Stored records:
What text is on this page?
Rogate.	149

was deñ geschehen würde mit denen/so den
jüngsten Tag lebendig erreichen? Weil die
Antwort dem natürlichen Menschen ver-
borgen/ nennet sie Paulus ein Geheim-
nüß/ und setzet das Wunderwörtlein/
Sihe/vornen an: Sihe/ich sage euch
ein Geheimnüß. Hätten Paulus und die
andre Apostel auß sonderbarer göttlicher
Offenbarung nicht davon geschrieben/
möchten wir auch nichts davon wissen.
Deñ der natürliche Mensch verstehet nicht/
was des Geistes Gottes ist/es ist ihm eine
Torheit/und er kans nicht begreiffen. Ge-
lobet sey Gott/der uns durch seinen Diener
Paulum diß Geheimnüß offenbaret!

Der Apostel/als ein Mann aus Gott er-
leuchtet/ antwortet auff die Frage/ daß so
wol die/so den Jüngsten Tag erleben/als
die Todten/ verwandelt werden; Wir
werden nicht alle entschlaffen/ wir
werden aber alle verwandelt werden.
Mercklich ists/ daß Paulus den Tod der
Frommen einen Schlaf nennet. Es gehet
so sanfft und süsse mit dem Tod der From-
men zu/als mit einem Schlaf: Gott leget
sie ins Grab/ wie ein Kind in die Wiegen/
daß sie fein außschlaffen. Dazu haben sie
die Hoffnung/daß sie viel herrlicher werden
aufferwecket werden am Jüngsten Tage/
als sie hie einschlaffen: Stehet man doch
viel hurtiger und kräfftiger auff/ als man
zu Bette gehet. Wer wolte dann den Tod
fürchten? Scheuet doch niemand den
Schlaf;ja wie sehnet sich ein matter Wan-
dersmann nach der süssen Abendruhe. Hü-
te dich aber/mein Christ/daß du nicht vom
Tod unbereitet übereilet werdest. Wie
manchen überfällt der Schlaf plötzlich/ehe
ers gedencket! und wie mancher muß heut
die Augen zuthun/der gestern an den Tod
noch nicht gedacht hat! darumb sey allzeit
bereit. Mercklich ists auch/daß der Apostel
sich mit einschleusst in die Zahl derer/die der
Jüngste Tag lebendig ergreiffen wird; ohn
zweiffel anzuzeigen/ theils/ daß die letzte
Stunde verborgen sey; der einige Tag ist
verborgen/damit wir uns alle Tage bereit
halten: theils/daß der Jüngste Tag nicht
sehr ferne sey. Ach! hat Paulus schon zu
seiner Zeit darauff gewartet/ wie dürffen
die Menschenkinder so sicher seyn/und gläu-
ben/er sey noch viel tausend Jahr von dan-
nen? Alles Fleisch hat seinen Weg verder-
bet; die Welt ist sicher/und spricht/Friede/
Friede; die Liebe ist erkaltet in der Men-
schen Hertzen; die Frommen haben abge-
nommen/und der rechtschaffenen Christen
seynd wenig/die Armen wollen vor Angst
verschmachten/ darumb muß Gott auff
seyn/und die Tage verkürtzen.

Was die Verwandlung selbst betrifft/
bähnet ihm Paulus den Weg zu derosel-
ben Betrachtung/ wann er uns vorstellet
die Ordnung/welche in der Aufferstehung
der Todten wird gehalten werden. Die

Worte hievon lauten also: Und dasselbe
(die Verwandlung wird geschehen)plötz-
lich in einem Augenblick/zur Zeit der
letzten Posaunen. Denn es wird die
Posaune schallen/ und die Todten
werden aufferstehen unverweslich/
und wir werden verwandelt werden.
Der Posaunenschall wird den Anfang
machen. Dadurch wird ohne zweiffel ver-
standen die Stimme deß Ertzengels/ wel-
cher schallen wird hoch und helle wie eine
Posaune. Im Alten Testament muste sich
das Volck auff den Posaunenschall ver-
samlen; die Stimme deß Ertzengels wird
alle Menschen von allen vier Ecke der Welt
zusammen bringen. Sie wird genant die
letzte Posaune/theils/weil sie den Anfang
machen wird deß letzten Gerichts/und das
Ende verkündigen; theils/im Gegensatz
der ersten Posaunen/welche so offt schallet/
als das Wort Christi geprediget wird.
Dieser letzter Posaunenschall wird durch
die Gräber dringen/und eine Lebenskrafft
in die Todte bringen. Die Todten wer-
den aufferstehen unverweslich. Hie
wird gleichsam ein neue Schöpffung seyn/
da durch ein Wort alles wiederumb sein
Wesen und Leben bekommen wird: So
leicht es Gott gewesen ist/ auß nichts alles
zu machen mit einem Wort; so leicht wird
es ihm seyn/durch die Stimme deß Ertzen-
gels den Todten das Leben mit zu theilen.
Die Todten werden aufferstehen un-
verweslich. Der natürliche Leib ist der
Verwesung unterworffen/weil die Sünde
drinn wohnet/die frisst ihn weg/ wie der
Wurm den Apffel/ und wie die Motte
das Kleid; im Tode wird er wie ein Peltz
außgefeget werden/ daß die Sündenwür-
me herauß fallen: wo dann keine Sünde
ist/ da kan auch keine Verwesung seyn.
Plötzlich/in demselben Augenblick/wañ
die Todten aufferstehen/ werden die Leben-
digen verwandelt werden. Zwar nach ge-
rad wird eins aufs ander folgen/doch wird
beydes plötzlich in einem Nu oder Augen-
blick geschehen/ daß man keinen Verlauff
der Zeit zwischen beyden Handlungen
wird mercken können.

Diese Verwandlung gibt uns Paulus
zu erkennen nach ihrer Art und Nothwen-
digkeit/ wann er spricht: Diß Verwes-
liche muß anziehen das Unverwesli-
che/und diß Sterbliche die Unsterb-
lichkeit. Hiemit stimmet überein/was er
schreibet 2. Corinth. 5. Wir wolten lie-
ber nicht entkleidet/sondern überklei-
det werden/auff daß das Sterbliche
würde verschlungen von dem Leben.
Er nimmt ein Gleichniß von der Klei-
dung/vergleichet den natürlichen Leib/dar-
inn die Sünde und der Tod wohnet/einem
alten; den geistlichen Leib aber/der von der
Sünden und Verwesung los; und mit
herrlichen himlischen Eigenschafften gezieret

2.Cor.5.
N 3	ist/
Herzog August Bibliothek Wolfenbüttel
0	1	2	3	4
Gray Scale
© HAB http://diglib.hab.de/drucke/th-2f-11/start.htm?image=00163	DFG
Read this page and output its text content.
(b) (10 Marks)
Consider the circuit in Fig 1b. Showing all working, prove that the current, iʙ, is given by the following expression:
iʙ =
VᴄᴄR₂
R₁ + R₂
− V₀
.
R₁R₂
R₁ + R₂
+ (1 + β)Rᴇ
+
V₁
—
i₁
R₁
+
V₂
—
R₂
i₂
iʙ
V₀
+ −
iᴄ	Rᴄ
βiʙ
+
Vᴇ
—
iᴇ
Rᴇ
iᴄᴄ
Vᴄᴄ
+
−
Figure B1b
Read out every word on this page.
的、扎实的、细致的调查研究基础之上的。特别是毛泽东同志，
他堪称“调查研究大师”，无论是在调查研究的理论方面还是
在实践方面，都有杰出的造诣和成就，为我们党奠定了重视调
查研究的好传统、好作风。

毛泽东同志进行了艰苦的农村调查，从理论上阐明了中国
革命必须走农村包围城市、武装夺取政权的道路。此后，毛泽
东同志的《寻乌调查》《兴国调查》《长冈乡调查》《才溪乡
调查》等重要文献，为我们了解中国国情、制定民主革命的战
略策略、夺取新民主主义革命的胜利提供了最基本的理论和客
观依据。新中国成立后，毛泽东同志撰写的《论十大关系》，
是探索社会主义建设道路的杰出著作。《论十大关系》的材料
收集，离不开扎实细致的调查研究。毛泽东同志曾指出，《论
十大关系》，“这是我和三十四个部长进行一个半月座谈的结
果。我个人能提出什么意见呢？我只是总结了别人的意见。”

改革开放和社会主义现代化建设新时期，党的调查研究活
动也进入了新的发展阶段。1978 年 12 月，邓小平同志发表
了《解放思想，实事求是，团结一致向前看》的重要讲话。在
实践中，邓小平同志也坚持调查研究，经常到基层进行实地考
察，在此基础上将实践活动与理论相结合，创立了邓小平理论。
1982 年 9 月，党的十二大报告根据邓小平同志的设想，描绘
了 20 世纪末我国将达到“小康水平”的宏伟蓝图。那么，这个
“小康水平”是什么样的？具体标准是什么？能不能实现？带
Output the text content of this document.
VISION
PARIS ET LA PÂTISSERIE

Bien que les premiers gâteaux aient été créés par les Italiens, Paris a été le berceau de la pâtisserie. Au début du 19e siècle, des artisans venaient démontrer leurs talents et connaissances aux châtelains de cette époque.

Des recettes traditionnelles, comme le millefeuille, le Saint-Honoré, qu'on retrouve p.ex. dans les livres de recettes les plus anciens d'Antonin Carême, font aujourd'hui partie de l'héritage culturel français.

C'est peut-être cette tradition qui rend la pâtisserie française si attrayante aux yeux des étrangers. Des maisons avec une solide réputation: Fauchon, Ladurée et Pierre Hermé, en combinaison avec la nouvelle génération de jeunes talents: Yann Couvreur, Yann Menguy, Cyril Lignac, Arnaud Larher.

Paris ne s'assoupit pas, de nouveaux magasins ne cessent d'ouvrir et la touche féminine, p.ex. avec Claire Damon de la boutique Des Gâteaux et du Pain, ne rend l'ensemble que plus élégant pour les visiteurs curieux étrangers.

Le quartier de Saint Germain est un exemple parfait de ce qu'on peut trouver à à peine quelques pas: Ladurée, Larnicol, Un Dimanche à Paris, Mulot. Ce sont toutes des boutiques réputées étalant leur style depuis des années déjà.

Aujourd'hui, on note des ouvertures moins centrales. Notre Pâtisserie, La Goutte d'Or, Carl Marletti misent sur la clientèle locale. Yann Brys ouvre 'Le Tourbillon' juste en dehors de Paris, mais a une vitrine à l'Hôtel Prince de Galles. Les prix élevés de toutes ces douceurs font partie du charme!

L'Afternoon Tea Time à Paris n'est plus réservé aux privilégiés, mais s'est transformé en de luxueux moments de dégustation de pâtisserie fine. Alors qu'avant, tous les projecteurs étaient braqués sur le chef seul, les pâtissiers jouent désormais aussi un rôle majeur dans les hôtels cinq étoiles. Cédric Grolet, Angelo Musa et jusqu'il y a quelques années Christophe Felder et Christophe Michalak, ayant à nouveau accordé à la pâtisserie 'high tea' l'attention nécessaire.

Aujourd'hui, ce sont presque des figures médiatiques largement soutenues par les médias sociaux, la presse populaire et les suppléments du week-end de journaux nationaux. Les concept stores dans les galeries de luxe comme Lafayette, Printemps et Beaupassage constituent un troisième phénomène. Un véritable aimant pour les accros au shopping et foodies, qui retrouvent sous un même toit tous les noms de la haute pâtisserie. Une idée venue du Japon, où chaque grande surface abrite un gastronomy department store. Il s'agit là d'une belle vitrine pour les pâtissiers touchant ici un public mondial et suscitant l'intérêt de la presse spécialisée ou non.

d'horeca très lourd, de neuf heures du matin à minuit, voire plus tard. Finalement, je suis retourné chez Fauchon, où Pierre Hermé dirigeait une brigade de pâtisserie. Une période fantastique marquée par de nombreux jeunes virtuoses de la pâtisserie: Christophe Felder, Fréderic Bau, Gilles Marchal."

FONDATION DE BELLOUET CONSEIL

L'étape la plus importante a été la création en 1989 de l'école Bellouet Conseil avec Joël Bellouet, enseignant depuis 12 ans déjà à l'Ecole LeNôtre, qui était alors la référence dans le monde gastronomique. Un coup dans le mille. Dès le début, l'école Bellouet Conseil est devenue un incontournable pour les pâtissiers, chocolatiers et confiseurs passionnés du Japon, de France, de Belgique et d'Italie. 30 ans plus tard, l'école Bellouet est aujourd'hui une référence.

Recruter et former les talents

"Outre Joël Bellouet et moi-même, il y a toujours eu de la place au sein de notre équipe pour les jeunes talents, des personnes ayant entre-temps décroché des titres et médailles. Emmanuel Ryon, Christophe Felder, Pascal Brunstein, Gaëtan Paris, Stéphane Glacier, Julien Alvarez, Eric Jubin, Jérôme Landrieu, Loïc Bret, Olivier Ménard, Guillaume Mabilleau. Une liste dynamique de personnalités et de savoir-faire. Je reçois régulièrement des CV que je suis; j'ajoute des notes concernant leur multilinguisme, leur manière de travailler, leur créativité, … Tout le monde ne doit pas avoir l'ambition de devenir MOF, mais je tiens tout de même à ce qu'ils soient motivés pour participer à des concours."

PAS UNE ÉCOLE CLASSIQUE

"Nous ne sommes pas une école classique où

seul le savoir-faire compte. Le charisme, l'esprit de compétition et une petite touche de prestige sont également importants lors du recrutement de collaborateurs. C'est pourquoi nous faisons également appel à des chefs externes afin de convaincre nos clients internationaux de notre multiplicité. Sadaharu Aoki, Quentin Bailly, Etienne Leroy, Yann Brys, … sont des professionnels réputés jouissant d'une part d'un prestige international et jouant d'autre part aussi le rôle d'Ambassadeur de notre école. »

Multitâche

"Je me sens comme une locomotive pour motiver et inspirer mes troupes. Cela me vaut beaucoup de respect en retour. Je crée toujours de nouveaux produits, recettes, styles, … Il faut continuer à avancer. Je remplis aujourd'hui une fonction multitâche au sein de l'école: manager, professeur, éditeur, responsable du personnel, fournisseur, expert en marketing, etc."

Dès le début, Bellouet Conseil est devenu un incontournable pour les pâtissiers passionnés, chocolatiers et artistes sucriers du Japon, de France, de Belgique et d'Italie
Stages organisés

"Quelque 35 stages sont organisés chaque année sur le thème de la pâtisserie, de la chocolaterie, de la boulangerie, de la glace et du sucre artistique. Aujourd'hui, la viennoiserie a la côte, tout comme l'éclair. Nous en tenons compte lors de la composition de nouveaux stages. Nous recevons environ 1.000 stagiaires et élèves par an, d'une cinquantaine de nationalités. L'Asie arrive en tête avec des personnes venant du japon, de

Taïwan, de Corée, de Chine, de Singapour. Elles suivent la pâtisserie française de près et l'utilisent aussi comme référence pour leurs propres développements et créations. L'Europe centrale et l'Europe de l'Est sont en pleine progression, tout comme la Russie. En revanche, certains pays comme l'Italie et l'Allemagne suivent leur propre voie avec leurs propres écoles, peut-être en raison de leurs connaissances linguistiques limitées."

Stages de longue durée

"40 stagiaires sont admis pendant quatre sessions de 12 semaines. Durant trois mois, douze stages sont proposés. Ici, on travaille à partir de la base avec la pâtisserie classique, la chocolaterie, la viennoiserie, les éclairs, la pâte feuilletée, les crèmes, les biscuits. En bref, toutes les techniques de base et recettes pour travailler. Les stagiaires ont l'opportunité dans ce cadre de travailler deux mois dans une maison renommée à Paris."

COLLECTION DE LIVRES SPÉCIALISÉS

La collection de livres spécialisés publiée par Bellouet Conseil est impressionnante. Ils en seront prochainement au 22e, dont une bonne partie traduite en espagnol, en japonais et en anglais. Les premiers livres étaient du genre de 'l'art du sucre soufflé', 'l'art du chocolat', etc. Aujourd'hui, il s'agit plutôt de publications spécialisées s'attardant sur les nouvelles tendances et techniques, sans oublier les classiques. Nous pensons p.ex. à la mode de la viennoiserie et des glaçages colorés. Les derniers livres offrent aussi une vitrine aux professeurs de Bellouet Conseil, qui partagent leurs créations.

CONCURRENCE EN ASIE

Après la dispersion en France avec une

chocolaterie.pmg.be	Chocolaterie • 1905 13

Problem to solve:
Where a line holds "content", copy that line.

Response below:
Read this page and output its text content.
Output the text content of this document.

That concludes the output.